TASK STATEMENT: Find every line below that contains the word "this" and copy it out.

Dataset items
-------

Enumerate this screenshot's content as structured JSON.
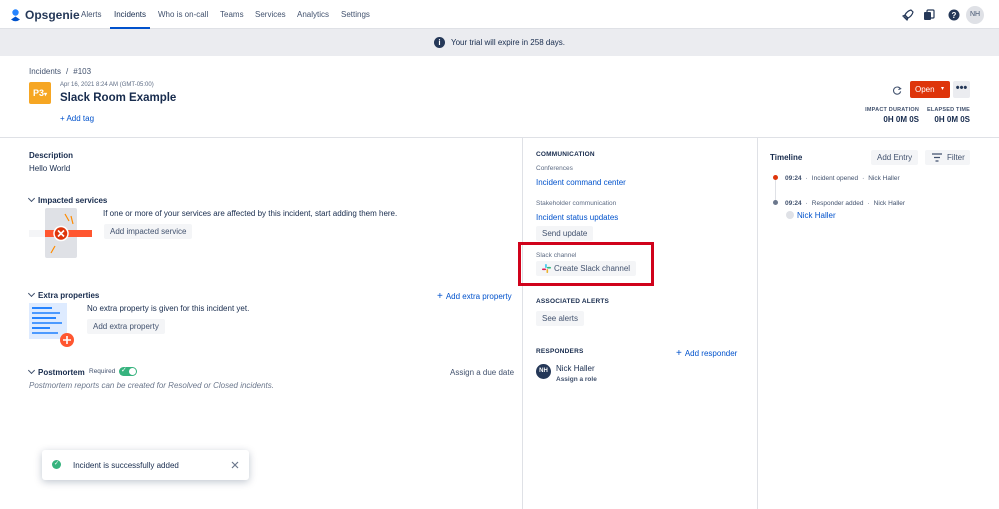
{
  "nav": {
    "app_name": "Opsgenie",
    "items": [
      "Alerts",
      "Incidents",
      "Who is on-call",
      "Teams",
      "Services",
      "Analytics",
      "Settings"
    ],
    "avatar_initials": "NH"
  },
  "banner": {
    "text": "Your trial will expire in 258 days."
  },
  "breadcrumb": {
    "parent": "Incidents",
    "separator": "/",
    "current": "#103"
  },
  "incident": {
    "priority": "P3",
    "date": "Apr 16, 2021 8:24 AM (GMT-05:00)",
    "title": "Slack Room Example",
    "add_tag": "+ Add tag",
    "status_button": "Open",
    "impact_label": "IMPACT DURATION",
    "impact_value": "0H 0M 0S",
    "elapsed_label": "ELAPSED TIME",
    "elapsed_value": "0H 0M 0S"
  },
  "description": {
    "title": "Description",
    "text": "Hello World"
  },
  "impacted": {
    "title": "Impacted services",
    "text": "If one or more of your services are affected by this incident, start adding them here.",
    "button": "Add impacted service"
  },
  "extra": {
    "title": "Extra properties",
    "add_link": "Add extra property",
    "text": "No extra property is given for this incident yet.",
    "button": "Add extra property"
  },
  "postmortem": {
    "title": "Postmortem",
    "required": "Required",
    "due_date": "Assign a due date",
    "note": "Postmortem reports can be created for Resolved or Closed incidents."
  },
  "toast": {
    "text": "Incident is successfully added"
  },
  "communication": {
    "title": "COMMUNICATION",
    "conferences_label": "Conferences",
    "conference_link": "Incident command center",
    "stakeholder_label": "Stakeholder communication",
    "stakeholder_link": "Incident status updates",
    "send_update": "Send update",
    "slack_label": "Slack channel",
    "slack_button": "Create Slack channel",
    "alerts_title": "ASSOCIATED ALERTS",
    "see_alerts": "See alerts",
    "responders_title": "RESPONDERS",
    "add_responder": "Add responder",
    "responder_initials": "NH",
    "responder_name": "Nick Haller",
    "assign_role": "Assign a role"
  },
  "timeline": {
    "title": "Timeline",
    "add_entry": "Add Entry",
    "filter": "Filter",
    "entries": [
      {
        "time": "09:24",
        "event": "Incident opened",
        "user": "Nick Haller"
      },
      {
        "time": "09:24",
        "event": "Responder added",
        "user": "Nick Haller"
      }
    ],
    "responder_link": "Nick Haller",
    "dot": "·"
  },
  "colors": {
    "accent": "#0052cc",
    "priority": "#f6a623",
    "open": "#de350b",
    "highlight": "#d0021b",
    "success": "#36b37e"
  }
}
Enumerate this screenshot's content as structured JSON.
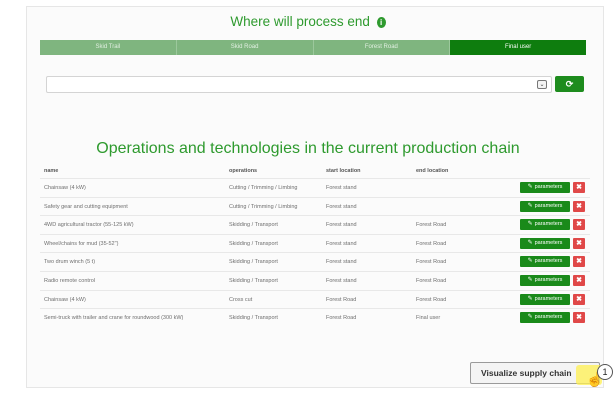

-------

RESULT OF THE EXERCISE:
Enumerate this screenshot's content as structured JSON.
    "text": "If one or more of your services are affected by this incident, start adding them here.",
    "text": "No extra property is given for this incident yet.",
Enumerate this screenshot's content as structured JSON.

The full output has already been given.